• Exercise brief
From the listing below, pull each line that includes "Kanker".

Data entries
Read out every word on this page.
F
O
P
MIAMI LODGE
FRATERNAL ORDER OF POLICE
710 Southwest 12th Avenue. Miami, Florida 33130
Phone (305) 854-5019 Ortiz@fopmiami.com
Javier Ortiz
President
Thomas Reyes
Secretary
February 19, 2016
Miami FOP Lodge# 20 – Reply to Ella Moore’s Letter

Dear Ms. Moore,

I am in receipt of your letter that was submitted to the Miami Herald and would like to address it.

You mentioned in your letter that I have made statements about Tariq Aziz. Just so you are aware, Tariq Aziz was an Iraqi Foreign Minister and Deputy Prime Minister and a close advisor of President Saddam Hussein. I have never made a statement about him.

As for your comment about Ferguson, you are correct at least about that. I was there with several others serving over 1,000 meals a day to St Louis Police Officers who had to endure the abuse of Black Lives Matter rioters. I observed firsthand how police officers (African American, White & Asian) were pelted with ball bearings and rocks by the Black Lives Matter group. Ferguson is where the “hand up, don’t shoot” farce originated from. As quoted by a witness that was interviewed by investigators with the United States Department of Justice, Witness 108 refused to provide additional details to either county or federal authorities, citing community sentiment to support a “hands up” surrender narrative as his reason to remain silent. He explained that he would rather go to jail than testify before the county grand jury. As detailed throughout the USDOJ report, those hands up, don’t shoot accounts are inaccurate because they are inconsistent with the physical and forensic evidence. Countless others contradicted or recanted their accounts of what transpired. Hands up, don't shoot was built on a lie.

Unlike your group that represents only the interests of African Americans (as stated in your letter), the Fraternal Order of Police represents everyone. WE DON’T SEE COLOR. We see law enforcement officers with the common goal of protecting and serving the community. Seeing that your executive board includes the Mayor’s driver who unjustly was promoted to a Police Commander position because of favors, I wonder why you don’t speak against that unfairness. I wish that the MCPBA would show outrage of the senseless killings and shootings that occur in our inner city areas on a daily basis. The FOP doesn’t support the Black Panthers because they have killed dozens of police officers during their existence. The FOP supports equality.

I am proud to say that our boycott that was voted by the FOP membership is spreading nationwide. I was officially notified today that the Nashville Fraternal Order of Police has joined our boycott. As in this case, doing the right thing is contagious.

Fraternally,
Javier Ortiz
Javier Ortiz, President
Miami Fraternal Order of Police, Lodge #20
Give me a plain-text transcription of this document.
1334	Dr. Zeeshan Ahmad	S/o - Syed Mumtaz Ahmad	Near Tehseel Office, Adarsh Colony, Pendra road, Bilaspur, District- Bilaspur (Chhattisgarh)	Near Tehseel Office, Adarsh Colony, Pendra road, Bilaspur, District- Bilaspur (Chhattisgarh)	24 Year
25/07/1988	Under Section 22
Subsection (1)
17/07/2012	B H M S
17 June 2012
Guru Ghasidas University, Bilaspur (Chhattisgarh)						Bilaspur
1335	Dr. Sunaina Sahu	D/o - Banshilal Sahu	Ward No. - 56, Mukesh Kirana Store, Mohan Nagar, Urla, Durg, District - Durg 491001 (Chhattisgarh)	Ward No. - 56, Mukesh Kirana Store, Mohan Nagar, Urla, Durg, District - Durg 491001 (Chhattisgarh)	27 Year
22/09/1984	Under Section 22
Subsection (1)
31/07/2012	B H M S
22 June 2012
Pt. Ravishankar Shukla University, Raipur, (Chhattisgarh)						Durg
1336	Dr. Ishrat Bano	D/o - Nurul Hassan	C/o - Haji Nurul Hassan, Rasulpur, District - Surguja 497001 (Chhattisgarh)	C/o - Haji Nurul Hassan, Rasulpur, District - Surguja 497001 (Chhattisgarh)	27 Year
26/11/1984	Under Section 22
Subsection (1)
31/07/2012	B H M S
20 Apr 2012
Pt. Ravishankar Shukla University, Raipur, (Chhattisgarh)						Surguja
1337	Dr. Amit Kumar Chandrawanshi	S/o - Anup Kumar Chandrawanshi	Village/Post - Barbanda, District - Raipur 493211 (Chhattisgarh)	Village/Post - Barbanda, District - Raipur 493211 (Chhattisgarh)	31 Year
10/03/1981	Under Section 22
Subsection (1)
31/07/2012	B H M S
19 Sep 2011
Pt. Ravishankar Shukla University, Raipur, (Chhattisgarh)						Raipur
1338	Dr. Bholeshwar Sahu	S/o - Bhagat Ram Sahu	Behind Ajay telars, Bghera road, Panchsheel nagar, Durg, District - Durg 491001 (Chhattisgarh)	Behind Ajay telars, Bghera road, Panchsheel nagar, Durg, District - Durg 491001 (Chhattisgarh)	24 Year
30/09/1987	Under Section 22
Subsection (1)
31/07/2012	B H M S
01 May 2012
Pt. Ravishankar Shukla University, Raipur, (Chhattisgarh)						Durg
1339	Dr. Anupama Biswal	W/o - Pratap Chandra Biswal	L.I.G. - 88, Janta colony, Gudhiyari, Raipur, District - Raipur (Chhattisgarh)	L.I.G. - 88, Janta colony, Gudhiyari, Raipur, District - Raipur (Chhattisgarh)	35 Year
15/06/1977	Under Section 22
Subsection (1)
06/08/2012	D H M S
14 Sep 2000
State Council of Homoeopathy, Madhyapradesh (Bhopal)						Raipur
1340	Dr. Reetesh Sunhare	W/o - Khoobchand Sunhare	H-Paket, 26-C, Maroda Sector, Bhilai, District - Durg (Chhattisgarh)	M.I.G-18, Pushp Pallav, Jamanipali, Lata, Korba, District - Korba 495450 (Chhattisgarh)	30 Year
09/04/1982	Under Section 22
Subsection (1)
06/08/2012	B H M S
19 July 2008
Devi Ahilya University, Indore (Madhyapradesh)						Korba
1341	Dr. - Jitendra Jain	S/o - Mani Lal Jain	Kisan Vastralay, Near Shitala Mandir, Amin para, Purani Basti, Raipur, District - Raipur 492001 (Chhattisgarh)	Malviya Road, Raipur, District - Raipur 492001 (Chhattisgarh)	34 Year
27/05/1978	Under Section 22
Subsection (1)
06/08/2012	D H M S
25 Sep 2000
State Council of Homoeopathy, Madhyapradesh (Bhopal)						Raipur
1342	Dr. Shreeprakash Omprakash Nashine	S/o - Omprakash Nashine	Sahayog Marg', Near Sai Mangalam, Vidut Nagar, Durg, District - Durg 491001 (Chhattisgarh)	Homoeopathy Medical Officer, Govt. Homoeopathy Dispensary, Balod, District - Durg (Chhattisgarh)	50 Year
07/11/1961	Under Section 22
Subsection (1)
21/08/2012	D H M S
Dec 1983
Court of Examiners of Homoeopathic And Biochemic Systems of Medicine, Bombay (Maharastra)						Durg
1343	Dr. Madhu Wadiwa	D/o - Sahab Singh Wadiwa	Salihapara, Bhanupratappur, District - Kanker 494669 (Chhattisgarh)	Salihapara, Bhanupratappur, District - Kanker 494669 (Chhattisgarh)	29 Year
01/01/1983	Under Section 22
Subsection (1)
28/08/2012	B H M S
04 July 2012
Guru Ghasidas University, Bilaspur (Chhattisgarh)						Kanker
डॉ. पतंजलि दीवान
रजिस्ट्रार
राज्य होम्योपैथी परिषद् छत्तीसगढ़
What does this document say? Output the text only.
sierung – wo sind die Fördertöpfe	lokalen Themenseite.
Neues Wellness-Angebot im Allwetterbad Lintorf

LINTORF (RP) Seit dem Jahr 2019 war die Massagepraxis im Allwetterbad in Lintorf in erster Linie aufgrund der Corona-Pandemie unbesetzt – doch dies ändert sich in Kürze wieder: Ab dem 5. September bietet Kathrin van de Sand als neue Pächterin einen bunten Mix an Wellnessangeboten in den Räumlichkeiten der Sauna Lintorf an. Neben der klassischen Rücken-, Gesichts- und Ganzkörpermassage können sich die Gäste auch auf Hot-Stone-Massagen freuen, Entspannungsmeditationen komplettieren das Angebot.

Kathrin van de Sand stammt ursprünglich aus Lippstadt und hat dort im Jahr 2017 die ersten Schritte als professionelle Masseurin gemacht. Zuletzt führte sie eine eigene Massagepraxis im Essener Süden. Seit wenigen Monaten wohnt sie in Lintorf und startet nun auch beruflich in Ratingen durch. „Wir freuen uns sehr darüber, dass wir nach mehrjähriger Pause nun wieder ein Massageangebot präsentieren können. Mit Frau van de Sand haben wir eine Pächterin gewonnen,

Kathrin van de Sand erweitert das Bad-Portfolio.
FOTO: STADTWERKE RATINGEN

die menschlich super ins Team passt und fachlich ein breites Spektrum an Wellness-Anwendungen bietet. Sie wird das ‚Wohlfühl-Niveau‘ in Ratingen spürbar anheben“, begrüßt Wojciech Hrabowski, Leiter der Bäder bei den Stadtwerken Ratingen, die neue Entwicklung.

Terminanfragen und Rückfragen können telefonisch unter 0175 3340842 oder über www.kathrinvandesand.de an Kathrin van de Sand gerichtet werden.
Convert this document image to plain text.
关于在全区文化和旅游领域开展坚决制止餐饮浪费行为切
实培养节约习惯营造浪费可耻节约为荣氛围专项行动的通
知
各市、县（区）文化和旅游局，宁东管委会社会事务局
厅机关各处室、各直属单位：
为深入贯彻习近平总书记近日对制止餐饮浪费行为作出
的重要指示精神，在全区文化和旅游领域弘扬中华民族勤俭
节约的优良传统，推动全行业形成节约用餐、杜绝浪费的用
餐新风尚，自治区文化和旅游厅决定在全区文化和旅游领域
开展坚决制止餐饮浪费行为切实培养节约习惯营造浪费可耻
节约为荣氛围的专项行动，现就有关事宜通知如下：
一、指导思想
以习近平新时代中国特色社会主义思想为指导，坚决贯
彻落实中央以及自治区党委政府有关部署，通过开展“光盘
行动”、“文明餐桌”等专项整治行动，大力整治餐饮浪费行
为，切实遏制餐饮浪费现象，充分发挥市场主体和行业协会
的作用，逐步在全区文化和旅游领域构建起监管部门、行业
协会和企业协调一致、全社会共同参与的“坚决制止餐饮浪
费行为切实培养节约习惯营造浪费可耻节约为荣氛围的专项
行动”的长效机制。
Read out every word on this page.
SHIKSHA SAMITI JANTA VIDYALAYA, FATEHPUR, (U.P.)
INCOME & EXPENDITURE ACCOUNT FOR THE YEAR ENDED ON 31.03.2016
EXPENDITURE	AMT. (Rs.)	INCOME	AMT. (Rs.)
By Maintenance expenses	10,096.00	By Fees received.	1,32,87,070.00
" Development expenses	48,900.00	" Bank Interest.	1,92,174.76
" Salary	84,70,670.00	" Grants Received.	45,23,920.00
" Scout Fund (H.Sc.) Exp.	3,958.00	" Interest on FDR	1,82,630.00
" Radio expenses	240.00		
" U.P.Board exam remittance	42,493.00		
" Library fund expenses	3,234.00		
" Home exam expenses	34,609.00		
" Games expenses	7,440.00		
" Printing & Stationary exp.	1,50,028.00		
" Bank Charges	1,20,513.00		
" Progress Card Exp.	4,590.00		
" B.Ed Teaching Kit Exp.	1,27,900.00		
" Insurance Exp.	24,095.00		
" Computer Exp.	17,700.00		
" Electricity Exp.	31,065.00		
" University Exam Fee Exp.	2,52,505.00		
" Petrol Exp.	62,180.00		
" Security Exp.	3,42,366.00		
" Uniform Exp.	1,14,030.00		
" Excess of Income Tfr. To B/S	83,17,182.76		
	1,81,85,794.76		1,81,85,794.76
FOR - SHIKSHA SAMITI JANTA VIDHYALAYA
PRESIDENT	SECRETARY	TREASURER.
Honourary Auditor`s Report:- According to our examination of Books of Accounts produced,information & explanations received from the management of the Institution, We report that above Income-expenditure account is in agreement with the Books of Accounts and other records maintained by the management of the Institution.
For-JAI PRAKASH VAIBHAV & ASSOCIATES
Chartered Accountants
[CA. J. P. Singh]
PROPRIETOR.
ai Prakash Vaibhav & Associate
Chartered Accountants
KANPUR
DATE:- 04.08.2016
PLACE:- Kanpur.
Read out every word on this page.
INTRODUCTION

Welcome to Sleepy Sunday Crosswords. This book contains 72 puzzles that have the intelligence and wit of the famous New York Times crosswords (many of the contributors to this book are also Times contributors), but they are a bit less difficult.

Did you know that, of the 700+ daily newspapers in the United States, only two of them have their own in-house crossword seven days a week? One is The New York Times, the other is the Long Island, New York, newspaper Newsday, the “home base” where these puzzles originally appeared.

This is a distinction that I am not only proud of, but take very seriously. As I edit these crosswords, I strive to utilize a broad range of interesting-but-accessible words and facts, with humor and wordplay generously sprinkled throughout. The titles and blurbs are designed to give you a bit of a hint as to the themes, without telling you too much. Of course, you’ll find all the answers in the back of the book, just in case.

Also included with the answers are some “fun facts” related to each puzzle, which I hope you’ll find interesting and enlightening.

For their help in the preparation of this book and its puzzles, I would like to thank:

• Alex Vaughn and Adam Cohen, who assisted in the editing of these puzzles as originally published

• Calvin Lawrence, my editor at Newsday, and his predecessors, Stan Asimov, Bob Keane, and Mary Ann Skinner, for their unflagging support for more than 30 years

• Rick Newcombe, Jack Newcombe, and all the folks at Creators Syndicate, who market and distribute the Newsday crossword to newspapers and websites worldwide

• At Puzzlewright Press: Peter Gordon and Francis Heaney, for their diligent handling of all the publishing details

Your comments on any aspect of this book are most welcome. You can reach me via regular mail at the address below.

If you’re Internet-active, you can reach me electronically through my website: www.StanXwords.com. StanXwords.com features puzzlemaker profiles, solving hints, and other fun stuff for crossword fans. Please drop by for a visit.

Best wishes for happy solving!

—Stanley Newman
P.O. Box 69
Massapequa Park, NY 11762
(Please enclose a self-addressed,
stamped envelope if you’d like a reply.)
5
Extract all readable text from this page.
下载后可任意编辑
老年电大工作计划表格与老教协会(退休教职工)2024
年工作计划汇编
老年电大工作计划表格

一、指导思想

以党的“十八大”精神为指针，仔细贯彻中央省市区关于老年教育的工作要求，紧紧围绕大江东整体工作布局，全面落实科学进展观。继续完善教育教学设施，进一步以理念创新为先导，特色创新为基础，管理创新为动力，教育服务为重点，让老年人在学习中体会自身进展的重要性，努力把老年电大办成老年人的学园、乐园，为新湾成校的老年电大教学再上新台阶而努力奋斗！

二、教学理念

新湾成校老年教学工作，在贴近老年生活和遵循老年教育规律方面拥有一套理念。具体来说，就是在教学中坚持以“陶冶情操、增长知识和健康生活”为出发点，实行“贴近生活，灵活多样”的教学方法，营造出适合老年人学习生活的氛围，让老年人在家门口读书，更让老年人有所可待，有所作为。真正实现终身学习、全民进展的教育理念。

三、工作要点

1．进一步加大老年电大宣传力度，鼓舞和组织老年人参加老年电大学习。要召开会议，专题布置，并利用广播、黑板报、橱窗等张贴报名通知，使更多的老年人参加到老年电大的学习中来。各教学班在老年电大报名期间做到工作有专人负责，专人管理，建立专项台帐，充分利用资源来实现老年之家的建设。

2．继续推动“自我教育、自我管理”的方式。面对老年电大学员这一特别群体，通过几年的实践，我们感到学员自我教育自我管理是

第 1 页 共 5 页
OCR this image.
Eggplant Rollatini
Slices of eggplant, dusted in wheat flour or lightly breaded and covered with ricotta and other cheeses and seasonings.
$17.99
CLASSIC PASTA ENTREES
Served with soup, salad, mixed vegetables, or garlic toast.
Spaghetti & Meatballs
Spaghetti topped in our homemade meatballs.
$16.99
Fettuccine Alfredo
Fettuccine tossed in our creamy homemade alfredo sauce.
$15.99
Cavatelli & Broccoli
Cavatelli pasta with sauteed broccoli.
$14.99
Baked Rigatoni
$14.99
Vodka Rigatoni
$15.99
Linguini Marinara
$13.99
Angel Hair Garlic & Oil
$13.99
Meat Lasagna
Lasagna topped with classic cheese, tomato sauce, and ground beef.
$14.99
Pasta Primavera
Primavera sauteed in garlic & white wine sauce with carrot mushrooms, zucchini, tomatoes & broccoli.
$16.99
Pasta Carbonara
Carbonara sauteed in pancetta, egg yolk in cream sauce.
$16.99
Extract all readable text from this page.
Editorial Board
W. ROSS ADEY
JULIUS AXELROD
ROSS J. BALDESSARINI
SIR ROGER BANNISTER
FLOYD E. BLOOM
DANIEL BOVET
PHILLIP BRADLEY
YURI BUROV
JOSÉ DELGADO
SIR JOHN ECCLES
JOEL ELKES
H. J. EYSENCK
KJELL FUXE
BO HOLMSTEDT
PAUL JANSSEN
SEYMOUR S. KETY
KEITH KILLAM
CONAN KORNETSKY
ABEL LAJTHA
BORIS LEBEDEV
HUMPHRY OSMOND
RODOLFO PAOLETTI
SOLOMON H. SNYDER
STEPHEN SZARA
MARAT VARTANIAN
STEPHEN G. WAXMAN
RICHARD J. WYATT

• Task answer
1343	Dr. Madhu Wadiwa	D/o - Sahab Singh Wadiwa	Salihapara, Bhanupratappur, District - Kanker 494669 (Chhattisgarh)	Salihapara, Bhanupratappur, District - Kanker 494669 (Chhattisgarh)	29 Year
Guru Ghasidas University, Bilaspur (Chhattisgarh)						Kanker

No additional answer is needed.